** Start Provided records **

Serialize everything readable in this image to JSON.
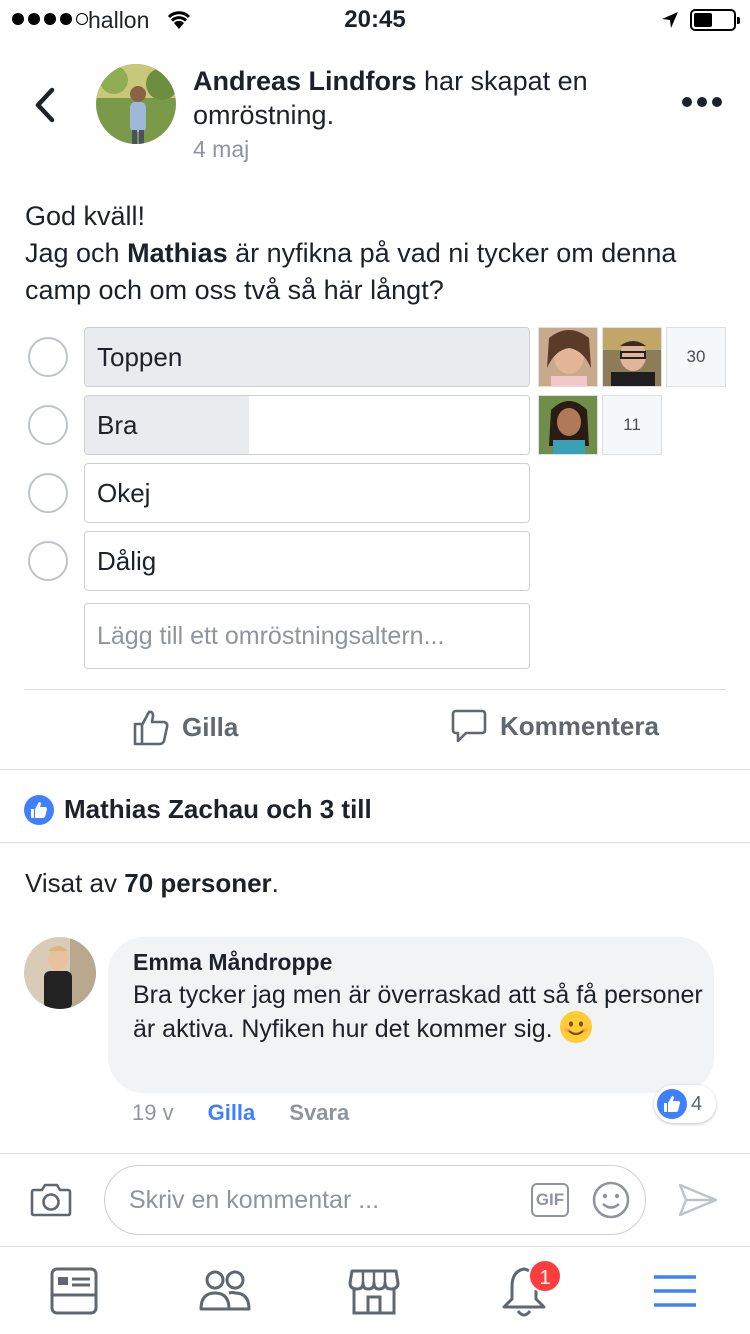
{
  "status_bar": {
    "carrier": "hallon",
    "time": "20:45"
  },
  "post": {
    "author_name": "Andreas Lindfors",
    "author_action": " har skapat en omröstning.",
    "date": "4 maj",
    "text_line1": "God kväll!",
    "text_line2_a": "Jag och ",
    "text_line2_bold": "Mathias",
    "text_line2_b": " är nyfikna på vad ni tycker om denna camp och om oss två så här långt?"
  },
  "poll": {
    "options": [
      {
        "label": "Toppen",
        "votes": "30",
        "fill": 1.0
      },
      {
        "label": "Bra",
        "votes": "11",
        "fill": 0.37
      },
      {
        "label": "Okej"
      },
      {
        "label": "Dålig"
      }
    ],
    "add_placeholder": "Lägg till ett omröstningsaltern..."
  },
  "actions": {
    "like": "Gilla",
    "comment": "Kommentera"
  },
  "likes_summary": "Mathias Zachau och 3 till",
  "views": {
    "prefix": "Visat av ",
    "bold": "70 personer",
    "suffix": "."
  },
  "comment": {
    "author": "Emma Måndroppe",
    "text": "Bra tycker jag men är överraskad att så få personer är aktiva. Nyfiken hur det kommer sig. ",
    "time": "19 v",
    "like": "Gilla",
    "reply": "Svara",
    "reactions": "4"
  },
  "composer": {
    "placeholder": "Skriv en kommentar ...",
    "gif_label": "GIF"
  },
  "tabbar": {
    "notifications_badge": "1"
  },
  "colors": {
    "facebook_blue": "#4080ff",
    "text": "#1d2129",
    "secondary_text": "#90949c",
    "badge_red": "#fa3e3e"
  }
}
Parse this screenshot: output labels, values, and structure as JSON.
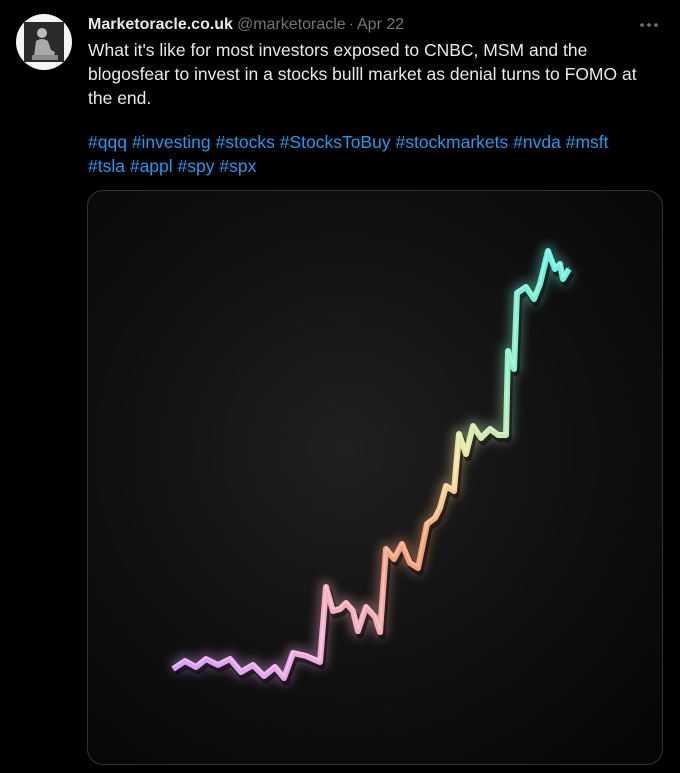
{
  "tweet": {
    "display_name": "Marketoracle.co.uk",
    "handle": "@marketoracle",
    "separator": "·",
    "date": "Apr 22",
    "more_icon": "more-horizontal-icon",
    "text": "What it's like for most investors exposed to CNBC, MSM and the blogosfear to invest in a stocks bulll market as denial turns to FOMO at the end.",
    "hashtags": [
      "#qqq",
      "#investing",
      "#stocks",
      "#StocksToBuy",
      "#stockmarkets",
      "#nvda",
      "#msft",
      "#tsla",
      "#appl",
      "#spy",
      "#spx"
    ]
  },
  "media": {
    "description_icon": "rising-stock-line-image",
    "gradient_colors": [
      "#d79cff",
      "#f7b0d8",
      "#f2a070",
      "#f4e4a0",
      "#8ef0c6",
      "#67f0e8"
    ]
  }
}
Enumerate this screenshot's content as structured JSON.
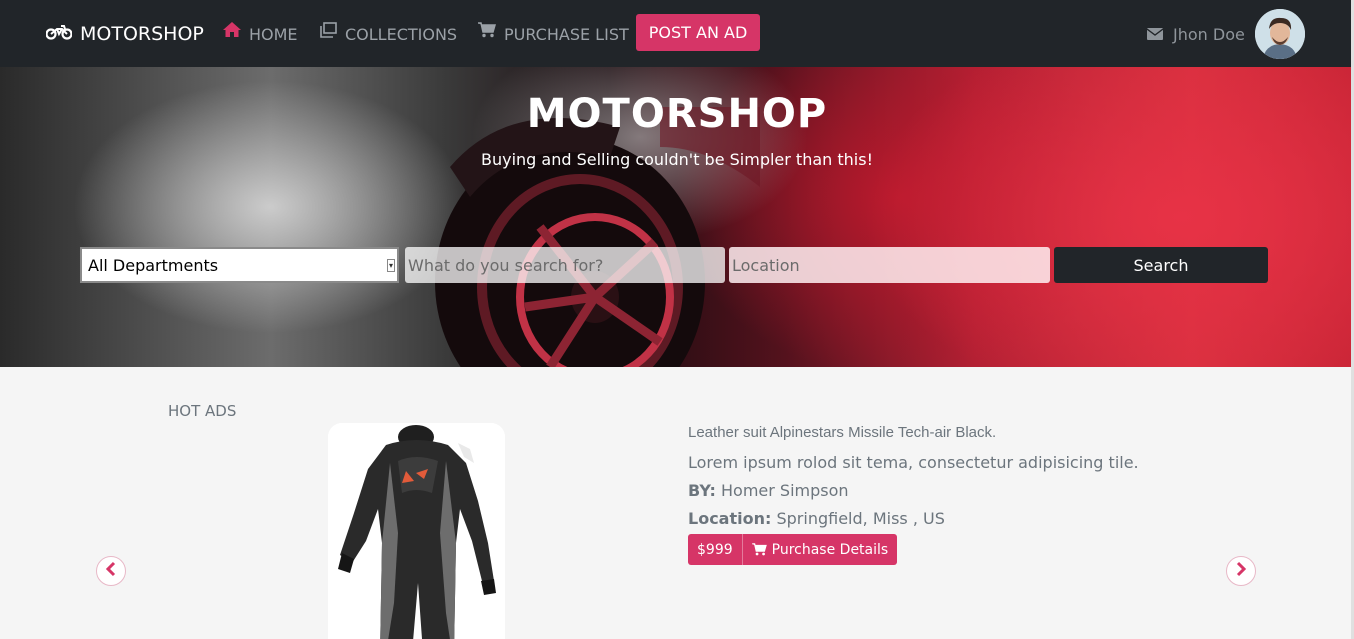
{
  "navbar": {
    "brand": "MOTORSHOP",
    "brand_icon": "motorcycle-icon",
    "links": [
      {
        "label": "HOME",
        "icon": "home-icon"
      },
      {
        "label": "COLLECTIONS",
        "icon": "collections-icon"
      },
      {
        "label": "PURCHASE LIST",
        "icon": "cart-icon"
      }
    ],
    "post_ad_label": "POST AN AD",
    "user_name": "Jhon Doe",
    "user_icon": "envelope-icon",
    "accent_color": "#d63567",
    "background_color": "#212529"
  },
  "hero": {
    "title": "MOTORSHOP",
    "subtitle": "Buying and Selling couldn't be Simpler than this!",
    "department_select": {
      "selected": "All Departments"
    },
    "search_placeholder": "What do you search for?",
    "location_placeholder": "Location",
    "search_button": "Search"
  },
  "hot_ads": {
    "label": "HOT ADS",
    "item": {
      "title": "Leather suit Alpinestars Missile Tech-air Black.",
      "description": "Lorem ipsum rolod sit tema, consectetur adipisicing tile.",
      "by_label": "BY:",
      "by_value": "Homer Simpson",
      "location_label": "Location:",
      "location_value": "Springfield, Miss , US",
      "price": "$999",
      "purchase_label": "Purchase Details",
      "purchase_icon": "cart-icon"
    },
    "prev_icon": "chevron-left-icon",
    "next_icon": "chevron-right-icon"
  }
}
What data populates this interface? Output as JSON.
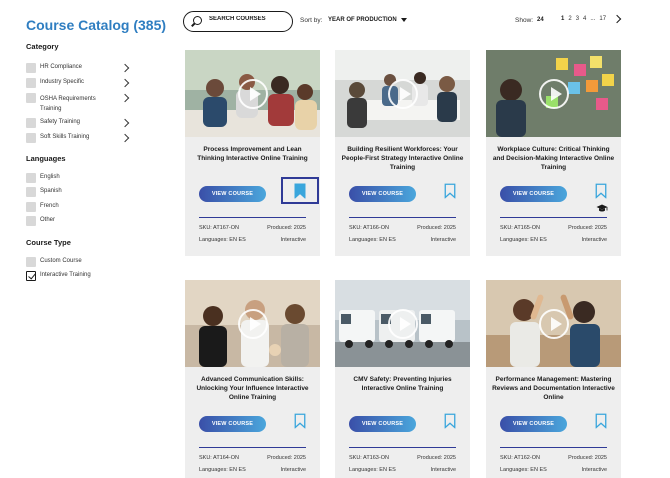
{
  "catalog": {
    "title": "Course Catalog (385)"
  },
  "search": {
    "placeholder": "SEARCH COURSES"
  },
  "sort": {
    "label": "Sort by:",
    "value": "YEAR OF PRODUCTION"
  },
  "show": {
    "label": "Show:",
    "value": "24"
  },
  "pagination": {
    "pages": [
      "1",
      "2",
      "3",
      "4",
      "...",
      "17"
    ],
    "current": "1"
  },
  "sidebar": {
    "category_title": "Category",
    "categories": [
      {
        "label": "HR Compliance"
      },
      {
        "label": "Industry Specific"
      },
      {
        "label": "OSHA Requirements Training"
      },
      {
        "label": "Safety Training"
      },
      {
        "label": "Soft Skills Training"
      }
    ],
    "languages_title": "Languages",
    "languages": [
      {
        "label": "English"
      },
      {
        "label": "Spanish"
      },
      {
        "label": "French"
      },
      {
        "label": "Other"
      }
    ],
    "course_type_title": "Course Type",
    "course_types": [
      {
        "label": "Custom Course",
        "checked": false
      },
      {
        "label": "Interactive Training",
        "checked": true
      }
    ]
  },
  "colors": {
    "accent": "#2f7ec1",
    "button_start": "#3a4fa8",
    "button_end": "#4aa6dc",
    "bookmark": "#3aa6dc"
  },
  "cards": [
    {
      "title": "Process Improvement and Lean Thinking Interactive Online Training",
      "button": "VIEW COURSE",
      "sku": "SKU: AT167-ON",
      "produced": "Produced: 2025",
      "languages": "Languages: EN ES",
      "type": "Interactive",
      "bookmarked": true
    },
    {
      "title": "Building Resilient Workforces: Your People-First Strategy Interactive Online Training",
      "button": "VIEW COURSE",
      "sku": "SKU: AT166-ON",
      "produced": "Produced: 2025",
      "languages": "Languages: EN ES",
      "type": "Interactive",
      "bookmarked": false
    },
    {
      "title": "Workplace Culture: Critical Thinking and Decision-Making Interactive Online Training",
      "button": "VIEW COURSE",
      "sku": "SKU: AT165-ON",
      "produced": "Produced: 2025",
      "languages": "Languages: EN ES",
      "type": "Interactive",
      "bookmarked": false
    },
    {
      "title": "Advanced Communication Skills: Unlocking Your Influence Interactive Online Training",
      "button": "VIEW COURSE",
      "sku": "SKU: AT164-ON",
      "produced": "Produced: 2025",
      "languages": "Languages: EN ES",
      "type": "Interactive",
      "bookmarked": false
    },
    {
      "title": "CMV Safety: Preventing Injuries Interactive Online Training",
      "button": "VIEW COURSE",
      "sku": "SKU: AT163-ON",
      "produced": "Produced: 2025",
      "languages": "Languages: EN ES",
      "type": "Interactive",
      "bookmarked": false
    },
    {
      "title": "Performance Management: Mastering Reviews and Documentation Interactive Online",
      "button": "VIEW COURSE",
      "sku": "SKU: AT162-ON",
      "produced": "Produced: 2025",
      "languages": "Languages: EN ES",
      "type": "Interactive",
      "bookmarked": false
    }
  ]
}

** End Provided records **

Prompt -
Copy the records above exactly, omitting every picture.

Task response -
Serialize everything readable in this image to JSON.
{
  "status_bar": {
    "carrier": "hallon",
    "time": "20:45"
  },
  "post": {
    "author_name": "Andreas Lindfors",
    "author_action": " har skapat en omröstning.",
    "date": "4 maj",
    "text_line1": "God kväll!",
    "text_line2_a": "Jag och ",
    "text_line2_bold": "Mathias",
    "text_line2_b": " är nyfikna på vad ni tycker om denna camp och om oss två så här långt?"
  },
  "poll": {
    "options": [
      {
        "label": "Toppen",
        "votes": "30",
        "fill": 1.0
      },
      {
        "label": "Bra",
        "votes": "11",
        "fill": 0.37
      },
      {
        "label": "Okej"
      },
      {
        "label": "Dålig"
      }
    ],
    "add_placeholder": "Lägg till ett omröstningsaltern..."
  },
  "actions": {
    "like": "Gilla",
    "comment": "Kommentera"
  },
  "likes_summary": "Mathias Zachau och 3 till",
  "views": {
    "prefix": "Visat av ",
    "bold": "70 personer",
    "suffix": "."
  },
  "comment": {
    "author": "Emma Måndroppe",
    "text": "Bra tycker jag men är överraskad att så få personer är aktiva. Nyfiken hur det kommer sig. ",
    "time": "19 v",
    "like": "Gilla",
    "reply": "Svara",
    "reactions": "4"
  },
  "composer": {
    "placeholder": "Skriv en kommentar ...",
    "gif_label": "GIF"
  },
  "tabbar": {
    "notifications_badge": "1"
  },
  "colors": {
    "facebook_blue": "#4080ff",
    "text": "#1d2129",
    "secondary_text": "#90949c",
    "badge_red": "#fa3e3e"
  }
}
Parse this screenshot: output labels, values, and structure as JSON.
{
  "tweet": {
    "display_name": "Marketoracle.co.uk",
    "handle": "@marketoracle",
    "separator": "·",
    "date": "Apr 22",
    "more_icon": "more-horizontal-icon",
    "text": "What it's like for most investors exposed to CNBC, MSM and the blogosfear to invest in a stocks bulll market as denial turns to FOMO at the end.",
    "hashtags": [
      "#qqq",
      "#investing",
      "#stocks",
      "#StocksToBuy",
      "#stockmarkets",
      "#nvda",
      "#msft",
      "#tsla",
      "#appl",
      "#spy",
      "#spx"
    ]
  },
  "media": {
    "description_icon": "rising-stock-line-image",
    "gradient_colors": [
      "#d79cff",
      "#f7b0d8",
      "#f2a070",
      "#f4e4a0",
      "#8ef0c6",
      "#67f0e8"
    ]
  }
}
Enumerate this screenshot's content as structured JSON.
{
  "navbar": {
    "brand": "MOTORSHOP",
    "brand_icon": "motorcycle-icon",
    "links": [
      {
        "label": "HOME",
        "icon": "home-icon"
      },
      {
        "label": "COLLECTIONS",
        "icon": "collections-icon"
      },
      {
        "label": "PURCHASE LIST",
        "icon": "cart-icon"
      }
    ],
    "post_ad_label": "POST AN AD",
    "user_name": "Jhon Doe",
    "user_icon": "envelope-icon",
    "accent_color": "#d63567",
    "background_color": "#212529"
  },
  "hero": {
    "title": "MOTORSHOP",
    "subtitle": "Buying and Selling couldn't be Simpler than this!",
    "department_select": {
      "selected": "All Departments"
    },
    "search_placeholder": "What do you search for?",
    "location_placeholder": "Location",
    "search_button": "Search"
  },
  "hot_ads": {
    "label": "HOT ADS",
    "item": {
      "title": "Leather suit Alpinestars Missile Tech-air Black.",
      "description": "Lorem ipsum rolod sit tema, consectetur adipisicing tile.",
      "by_label": "BY:",
      "by_value": "Homer Simpson",
      "location_label": "Location:",
      "location_value": "Springfield, Miss , US",
      "price": "$999",
      "purchase_label": "Purchase Details",
      "purchase_icon": "cart-icon"
    },
    "prev_icon": "chevron-left-icon",
    "next_icon": "chevron-right-icon"
  }
}
What data populates this interface? Output as JSON.
{
  "catalog": {
    "title": "Course Catalog (385)"
  },
  "search": {
    "placeholder": "SEARCH COURSES"
  },
  "sort": {
    "label": "Sort by:",
    "value": "YEAR OF PRODUCTION"
  },
  "show": {
    "label": "Show:",
    "value": "24"
  },
  "pagination": {
    "pages": [
      "1",
      "2",
      "3",
      "4",
      "...",
      "17"
    ],
    "current": "1"
  },
  "sidebar": {
    "category_title": "Category",
    "categories": [
      {
        "label": "HR Compliance"
      },
      {
        "label": "Industry Specific"
      },
      {
        "label": "OSHA Requirements Training"
      },
      {
        "label": "Safety Training"
      },
      {
        "label": "Soft Skills Training"
      }
    ],
    "languages_title": "Languages",
    "languages": [
      {
        "label": "English"
      },
      {
        "label": "Spanish"
      },
      {
        "label": "French"
      },
      {
        "label": "Other"
      }
    ],
    "course_type_title": "Course Type",
    "course_types": [
      {
        "label": "Custom Course",
        "checked": false
      },
      {
        "label": "Interactive Training",
        "checked": true
      }
    ]
  },
  "colors": {
    "accent": "#2f7ec1",
    "button_start": "#3a4fa8",
    "button_end": "#4aa6dc",
    "bookmark": "#3aa6dc"
  },
  "cards": [
    {
      "title": "Process Improvement and Lean Thinking Interactive Online Training",
      "button": "VIEW COURSE",
      "sku": "SKU: AT167-ON",
      "produced": "Produced: 2025",
      "languages": "Languages: EN ES",
      "type": "Interactive",
      "bookmarked": true
    },
    {
      "title": "Building Resilient Workforces: Your People-First Strategy Interactive Online Training",
      "button": "VIEW COURSE",
      "sku": "SKU: AT166-ON",
      "produced": "Produced: 2025",
      "languages": "Languages: EN ES",
      "type": "Interactive",
      "bookmarked": false
    },
    {
      "title": "Workplace Culture: Critical Thinking and Decision-Making Interactive Online Training",
      "button": "VIEW COURSE",
      "sku": "SKU: AT165-ON",
      "produced": "Produced: 2025",
      "languages": "Languages: EN ES",
      "type": "Interactive",
      "bookmarked": false
    },
    {
      "title": "Advanced Communication Skills: Unlocking Your Influence Interactive Online Training",
      "button": "VIEW COURSE",
      "sku": "SKU: AT164-ON",
      "produced": "Produced: 2025",
      "languages": "Languages: EN ES",
      "type": "Interactive",
      "bookmarked": false
    },
    {
      "title": "CMV Safety: Preventing Injuries Interactive Online Training",
      "button": "VIEW COURSE",
      "sku": "SKU: AT163-ON",
      "produced": "Produced: 2025",
      "languages": "Languages: EN ES",
      "type": "Interactive",
      "bookmarked": false
    },
    {
      "title": "Performance Management: Mastering Reviews and Documentation Interactive Online",
      "button": "VIEW COURSE",
      "sku": "SKU: AT162-ON",
      "produced": "Produced: 2025",
      "languages": "Languages: EN ES",
      "type": "Interactive",
      "bookmarked": false
    }
  ]
}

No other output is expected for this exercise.